[Data records]
******

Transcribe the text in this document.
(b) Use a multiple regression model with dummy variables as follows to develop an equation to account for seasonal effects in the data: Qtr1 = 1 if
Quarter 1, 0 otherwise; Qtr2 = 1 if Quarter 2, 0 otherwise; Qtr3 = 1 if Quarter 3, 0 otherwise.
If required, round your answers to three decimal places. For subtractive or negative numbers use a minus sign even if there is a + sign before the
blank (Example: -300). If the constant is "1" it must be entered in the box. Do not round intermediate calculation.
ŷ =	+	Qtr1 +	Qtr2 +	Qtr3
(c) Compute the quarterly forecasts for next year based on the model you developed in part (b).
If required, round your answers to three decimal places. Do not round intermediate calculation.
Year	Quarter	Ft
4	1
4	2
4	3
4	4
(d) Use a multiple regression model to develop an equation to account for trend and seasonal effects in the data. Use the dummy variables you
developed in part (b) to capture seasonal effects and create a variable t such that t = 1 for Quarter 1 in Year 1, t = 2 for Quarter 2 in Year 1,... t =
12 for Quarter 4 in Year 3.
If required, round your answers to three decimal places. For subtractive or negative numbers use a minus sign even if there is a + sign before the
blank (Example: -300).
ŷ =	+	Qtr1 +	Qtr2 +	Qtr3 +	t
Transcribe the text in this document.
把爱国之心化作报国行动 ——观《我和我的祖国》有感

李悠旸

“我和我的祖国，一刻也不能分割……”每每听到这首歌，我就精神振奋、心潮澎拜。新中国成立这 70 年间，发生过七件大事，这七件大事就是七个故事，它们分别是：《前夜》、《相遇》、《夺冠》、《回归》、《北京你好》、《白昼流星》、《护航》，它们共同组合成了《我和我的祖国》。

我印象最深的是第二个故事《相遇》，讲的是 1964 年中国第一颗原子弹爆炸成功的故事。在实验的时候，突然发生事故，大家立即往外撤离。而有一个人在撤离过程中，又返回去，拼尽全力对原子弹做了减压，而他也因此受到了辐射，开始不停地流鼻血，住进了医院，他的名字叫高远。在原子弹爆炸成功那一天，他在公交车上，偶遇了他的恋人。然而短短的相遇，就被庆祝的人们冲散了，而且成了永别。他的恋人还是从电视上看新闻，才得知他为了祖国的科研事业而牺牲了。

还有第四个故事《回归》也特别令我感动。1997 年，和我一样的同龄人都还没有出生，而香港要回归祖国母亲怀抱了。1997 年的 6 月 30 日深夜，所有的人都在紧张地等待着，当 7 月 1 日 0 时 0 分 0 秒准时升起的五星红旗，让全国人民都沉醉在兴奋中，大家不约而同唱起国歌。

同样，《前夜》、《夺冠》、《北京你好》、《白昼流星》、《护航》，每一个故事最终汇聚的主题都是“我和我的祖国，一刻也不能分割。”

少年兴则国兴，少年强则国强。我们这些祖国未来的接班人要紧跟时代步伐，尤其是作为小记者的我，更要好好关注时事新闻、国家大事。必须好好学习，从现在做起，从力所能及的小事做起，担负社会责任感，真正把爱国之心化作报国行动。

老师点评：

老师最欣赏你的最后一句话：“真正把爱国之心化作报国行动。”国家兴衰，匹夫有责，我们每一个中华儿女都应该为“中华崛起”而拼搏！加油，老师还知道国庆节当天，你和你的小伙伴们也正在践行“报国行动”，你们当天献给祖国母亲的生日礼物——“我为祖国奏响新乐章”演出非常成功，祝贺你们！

******

The problem -> Show the lines that mention the word "developed".

Reply to the exercise ->
(c) Compute the quarterly forecasts for next year based on the model you developed in part (b).
developed in part (b) to capture seasonal effects and create a variable t such that t = 1 for Quarter 1 in Year 1, t = 2 for Quarter 2 in Year 1,... t =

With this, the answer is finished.